Saved entries:
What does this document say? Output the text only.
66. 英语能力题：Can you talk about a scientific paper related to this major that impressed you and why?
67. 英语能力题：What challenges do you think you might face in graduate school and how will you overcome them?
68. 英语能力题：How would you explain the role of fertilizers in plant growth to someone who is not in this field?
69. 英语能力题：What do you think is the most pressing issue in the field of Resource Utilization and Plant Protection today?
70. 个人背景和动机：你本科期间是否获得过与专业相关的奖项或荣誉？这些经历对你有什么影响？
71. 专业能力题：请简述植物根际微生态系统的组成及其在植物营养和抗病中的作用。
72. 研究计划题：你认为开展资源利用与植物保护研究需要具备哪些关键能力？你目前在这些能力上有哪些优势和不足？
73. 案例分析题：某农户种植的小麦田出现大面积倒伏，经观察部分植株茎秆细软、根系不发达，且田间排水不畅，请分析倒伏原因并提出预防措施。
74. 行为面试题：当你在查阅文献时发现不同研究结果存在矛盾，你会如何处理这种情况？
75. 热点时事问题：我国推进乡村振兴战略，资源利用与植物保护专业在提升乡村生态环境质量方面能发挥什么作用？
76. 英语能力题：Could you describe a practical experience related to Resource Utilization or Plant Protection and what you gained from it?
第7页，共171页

What is asked:
Every entry should be output exactly as written, please.

Output for this exercise:
What does this document say? Output the text only.
66. 英语能力题：Can you talk about a scientific paper related to this major that impressed you and why?
67. 英语能力题：What challenges do you think you might face in graduate school and how will you overcome them?
68. 英语能力题：How would you explain the role of fertilizers in plant growth to someone who is not in this field?
69. 英语能力题：What do you think is the most pressing issue in the field of Resource Utilization and Plant Protection today?
70. 个人背景和动机：你本科期间是否获得过与专业相关的奖项或荣誉？这些经历对你有什么影响？
71. 专业能力题：请简述植物根际微生态系统的组成及其在植物营养和抗病中的作用。
72. 研究计划题：你认为开展资源利用与植物保护研究需要具备哪些关键能力？你目前在这些能力上有哪些优势和不足？
73. 案例分析题：某农户种植的小麦田出现大面积倒伏，经观察部分植株茎秆细软、根系不发达，且田间排水不畅，请分析倒伏原因并提出预防措施。
74. 行为面试题：当你在查阅文献时发现不同研究结果存在矛盾，你会如何处理这种情况？
75. 热点时事问题：我国推进乡村振兴战略，资源利用与植物保护专业在提升乡村生态环境质量方面能发挥什么作用？
76. 英语能力题：Could you describe a practical experience related to Resource Utilization or Plant Protection and what you gained from it?
第7页，共171页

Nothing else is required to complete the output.